INPUT MATERIAL -
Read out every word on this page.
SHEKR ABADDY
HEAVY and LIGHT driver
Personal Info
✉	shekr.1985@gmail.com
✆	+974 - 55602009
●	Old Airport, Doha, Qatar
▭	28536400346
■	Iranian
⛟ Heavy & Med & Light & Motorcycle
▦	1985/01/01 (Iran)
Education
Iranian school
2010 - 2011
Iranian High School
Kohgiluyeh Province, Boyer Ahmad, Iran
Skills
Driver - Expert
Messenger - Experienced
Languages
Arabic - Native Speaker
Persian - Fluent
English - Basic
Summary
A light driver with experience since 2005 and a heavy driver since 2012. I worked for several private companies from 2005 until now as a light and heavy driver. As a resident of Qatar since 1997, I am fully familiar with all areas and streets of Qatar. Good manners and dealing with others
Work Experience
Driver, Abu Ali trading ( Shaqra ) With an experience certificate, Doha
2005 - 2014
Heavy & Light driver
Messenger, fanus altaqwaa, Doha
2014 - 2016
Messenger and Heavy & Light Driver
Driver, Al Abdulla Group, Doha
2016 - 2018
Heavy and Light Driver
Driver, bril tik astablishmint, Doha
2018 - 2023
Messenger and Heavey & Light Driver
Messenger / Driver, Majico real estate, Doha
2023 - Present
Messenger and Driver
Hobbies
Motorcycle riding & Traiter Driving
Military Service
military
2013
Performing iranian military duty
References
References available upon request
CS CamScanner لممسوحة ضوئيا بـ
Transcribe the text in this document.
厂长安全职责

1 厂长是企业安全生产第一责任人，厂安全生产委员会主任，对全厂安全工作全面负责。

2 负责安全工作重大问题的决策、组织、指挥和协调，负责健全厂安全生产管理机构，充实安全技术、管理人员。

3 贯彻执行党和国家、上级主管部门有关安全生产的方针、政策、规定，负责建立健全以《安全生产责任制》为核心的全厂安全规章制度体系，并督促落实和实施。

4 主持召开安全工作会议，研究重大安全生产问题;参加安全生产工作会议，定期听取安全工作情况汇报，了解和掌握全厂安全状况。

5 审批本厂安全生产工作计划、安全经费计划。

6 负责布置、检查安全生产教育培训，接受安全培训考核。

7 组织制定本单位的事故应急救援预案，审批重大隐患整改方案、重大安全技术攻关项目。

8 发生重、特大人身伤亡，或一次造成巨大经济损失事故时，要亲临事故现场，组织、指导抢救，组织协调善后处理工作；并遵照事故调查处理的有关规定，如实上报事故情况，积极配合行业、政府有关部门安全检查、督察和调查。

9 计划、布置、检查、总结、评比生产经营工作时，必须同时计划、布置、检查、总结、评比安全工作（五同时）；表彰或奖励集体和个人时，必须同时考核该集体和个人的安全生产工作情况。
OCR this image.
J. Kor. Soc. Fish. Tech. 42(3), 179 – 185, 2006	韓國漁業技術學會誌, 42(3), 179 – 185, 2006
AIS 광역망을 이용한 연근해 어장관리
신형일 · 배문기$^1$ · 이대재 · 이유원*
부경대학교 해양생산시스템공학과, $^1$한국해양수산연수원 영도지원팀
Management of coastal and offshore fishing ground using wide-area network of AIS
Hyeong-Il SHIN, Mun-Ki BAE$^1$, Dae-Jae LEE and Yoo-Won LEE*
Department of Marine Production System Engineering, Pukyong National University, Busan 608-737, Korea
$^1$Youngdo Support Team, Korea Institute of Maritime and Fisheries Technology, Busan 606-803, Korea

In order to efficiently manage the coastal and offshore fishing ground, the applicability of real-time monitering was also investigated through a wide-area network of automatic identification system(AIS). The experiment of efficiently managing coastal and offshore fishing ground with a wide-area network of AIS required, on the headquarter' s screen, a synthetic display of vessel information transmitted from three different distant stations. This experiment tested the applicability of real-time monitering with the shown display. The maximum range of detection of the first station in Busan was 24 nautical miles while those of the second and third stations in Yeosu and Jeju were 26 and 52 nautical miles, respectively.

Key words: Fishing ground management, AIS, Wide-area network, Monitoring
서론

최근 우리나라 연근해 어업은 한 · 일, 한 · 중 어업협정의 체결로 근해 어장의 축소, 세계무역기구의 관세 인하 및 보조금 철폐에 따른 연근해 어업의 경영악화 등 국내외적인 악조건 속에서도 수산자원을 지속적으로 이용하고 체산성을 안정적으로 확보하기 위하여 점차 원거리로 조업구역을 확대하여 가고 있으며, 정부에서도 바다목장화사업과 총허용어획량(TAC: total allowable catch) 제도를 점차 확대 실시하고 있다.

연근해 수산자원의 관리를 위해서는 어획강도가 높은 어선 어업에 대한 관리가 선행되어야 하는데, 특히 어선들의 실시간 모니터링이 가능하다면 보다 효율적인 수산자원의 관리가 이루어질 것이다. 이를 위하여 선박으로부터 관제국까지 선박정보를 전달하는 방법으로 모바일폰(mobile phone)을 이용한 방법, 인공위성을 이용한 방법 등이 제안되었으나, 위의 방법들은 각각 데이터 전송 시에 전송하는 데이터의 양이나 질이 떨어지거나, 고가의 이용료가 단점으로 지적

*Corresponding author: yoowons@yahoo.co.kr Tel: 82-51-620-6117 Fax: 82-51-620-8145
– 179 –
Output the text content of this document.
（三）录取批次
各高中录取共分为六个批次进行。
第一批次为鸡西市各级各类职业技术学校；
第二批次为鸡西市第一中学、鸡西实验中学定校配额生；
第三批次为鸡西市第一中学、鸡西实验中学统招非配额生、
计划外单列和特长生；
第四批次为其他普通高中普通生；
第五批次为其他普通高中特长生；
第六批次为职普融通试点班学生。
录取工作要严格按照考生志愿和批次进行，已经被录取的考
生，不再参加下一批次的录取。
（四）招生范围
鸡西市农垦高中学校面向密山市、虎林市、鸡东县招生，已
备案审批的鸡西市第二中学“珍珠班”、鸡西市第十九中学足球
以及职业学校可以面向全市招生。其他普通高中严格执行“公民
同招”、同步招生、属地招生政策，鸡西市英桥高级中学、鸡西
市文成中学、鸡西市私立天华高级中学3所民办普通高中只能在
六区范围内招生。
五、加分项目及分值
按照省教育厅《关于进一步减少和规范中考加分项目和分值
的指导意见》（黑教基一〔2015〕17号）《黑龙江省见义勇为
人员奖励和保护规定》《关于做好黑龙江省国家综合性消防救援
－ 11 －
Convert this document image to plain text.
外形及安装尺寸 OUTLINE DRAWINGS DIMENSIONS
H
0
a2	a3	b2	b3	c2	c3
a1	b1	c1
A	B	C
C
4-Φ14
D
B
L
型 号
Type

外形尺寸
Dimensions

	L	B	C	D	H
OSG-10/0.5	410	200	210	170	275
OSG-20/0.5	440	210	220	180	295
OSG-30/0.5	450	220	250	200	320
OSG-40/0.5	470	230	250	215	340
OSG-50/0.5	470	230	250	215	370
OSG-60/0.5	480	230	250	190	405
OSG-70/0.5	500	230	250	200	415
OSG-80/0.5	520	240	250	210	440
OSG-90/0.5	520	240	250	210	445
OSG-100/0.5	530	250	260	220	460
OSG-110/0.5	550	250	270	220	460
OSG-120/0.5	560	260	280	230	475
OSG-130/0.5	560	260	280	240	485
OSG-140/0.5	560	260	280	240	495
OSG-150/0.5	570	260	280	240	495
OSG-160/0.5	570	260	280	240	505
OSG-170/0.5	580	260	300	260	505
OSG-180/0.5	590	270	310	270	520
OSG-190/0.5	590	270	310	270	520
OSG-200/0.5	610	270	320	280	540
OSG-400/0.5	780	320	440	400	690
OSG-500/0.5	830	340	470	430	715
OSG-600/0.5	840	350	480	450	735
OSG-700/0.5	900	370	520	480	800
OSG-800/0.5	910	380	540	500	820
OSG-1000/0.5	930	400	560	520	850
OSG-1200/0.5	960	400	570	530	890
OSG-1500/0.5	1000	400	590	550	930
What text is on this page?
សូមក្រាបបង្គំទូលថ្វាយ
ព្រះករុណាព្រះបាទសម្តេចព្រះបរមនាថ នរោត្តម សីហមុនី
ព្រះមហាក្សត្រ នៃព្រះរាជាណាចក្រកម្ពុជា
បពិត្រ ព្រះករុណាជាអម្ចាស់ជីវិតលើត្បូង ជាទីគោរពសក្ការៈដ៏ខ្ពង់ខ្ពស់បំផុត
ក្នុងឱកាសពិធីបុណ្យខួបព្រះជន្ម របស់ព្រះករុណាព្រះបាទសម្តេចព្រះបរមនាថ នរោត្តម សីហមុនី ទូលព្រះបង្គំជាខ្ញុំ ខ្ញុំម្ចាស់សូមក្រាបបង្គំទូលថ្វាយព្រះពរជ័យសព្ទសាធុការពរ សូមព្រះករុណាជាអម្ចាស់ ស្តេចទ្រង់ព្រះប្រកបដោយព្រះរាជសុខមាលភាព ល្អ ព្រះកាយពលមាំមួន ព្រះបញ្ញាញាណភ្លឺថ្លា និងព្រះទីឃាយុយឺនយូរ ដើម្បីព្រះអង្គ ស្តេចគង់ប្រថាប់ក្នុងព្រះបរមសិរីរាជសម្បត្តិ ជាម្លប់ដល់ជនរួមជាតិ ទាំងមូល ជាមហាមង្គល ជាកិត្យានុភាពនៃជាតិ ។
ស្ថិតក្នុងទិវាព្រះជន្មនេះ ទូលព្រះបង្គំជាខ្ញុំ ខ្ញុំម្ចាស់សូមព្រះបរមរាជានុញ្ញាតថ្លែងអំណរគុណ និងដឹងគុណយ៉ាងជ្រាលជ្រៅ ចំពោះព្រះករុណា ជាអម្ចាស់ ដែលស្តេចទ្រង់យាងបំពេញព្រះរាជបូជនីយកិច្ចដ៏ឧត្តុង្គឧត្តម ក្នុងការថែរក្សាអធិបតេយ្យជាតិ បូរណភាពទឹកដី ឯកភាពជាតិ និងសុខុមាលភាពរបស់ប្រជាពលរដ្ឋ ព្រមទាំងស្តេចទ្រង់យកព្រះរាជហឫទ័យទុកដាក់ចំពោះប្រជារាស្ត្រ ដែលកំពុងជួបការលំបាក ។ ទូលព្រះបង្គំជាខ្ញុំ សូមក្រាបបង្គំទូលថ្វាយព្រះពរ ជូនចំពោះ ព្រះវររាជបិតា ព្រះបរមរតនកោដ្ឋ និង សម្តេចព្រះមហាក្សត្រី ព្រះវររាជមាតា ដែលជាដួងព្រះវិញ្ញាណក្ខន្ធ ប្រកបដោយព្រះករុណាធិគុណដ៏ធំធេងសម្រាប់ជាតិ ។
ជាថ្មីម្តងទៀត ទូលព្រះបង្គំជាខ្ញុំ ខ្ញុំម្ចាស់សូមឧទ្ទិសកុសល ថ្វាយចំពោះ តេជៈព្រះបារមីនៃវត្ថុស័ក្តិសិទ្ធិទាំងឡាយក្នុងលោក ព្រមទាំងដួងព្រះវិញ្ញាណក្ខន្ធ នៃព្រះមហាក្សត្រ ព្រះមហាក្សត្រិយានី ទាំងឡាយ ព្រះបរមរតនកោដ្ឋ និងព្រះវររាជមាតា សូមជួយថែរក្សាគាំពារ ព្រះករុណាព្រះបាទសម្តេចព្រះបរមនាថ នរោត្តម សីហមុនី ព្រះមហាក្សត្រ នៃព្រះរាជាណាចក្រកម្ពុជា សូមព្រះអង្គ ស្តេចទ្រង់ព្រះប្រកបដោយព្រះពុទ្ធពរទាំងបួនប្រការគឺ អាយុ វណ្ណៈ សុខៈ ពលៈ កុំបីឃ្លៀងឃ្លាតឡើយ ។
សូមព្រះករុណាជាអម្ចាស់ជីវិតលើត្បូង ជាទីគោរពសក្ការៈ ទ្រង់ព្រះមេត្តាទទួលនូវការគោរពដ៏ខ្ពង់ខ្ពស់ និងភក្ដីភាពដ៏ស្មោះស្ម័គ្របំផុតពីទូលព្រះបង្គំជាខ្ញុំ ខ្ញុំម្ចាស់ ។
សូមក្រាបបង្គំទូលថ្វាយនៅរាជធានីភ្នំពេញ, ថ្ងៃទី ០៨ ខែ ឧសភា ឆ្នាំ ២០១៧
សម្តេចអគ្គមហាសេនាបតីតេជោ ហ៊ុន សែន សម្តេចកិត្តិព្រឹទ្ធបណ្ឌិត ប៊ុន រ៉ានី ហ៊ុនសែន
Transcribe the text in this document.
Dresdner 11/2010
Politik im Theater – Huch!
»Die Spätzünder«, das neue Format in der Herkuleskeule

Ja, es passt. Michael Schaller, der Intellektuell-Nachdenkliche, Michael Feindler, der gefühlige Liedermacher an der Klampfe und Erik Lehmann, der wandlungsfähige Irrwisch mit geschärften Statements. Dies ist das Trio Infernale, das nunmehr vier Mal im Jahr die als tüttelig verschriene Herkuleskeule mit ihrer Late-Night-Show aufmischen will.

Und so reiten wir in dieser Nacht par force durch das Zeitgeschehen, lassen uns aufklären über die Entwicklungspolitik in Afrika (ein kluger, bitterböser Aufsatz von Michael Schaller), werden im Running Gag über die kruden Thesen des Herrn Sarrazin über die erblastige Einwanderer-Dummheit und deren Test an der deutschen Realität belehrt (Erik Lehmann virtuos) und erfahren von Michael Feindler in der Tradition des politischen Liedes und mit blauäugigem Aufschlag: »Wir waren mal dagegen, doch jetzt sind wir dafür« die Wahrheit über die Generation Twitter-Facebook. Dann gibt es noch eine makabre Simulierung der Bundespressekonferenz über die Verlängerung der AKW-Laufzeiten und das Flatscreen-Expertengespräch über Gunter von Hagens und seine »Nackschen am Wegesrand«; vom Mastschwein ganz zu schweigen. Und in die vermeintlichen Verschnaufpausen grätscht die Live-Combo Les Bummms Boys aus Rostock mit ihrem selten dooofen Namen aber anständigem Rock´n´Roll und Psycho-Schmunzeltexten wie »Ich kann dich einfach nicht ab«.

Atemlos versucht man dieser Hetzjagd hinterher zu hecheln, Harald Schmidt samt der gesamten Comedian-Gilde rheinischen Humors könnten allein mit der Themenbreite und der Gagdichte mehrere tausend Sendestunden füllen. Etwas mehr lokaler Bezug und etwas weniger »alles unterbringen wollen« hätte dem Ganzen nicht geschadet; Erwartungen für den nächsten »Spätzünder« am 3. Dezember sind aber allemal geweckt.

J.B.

DIRECTIONS FOR THIS TASK - Wherever the string "References" appears in the entries above, list that line.

THE COMPLETED TASK -
References
References available upon request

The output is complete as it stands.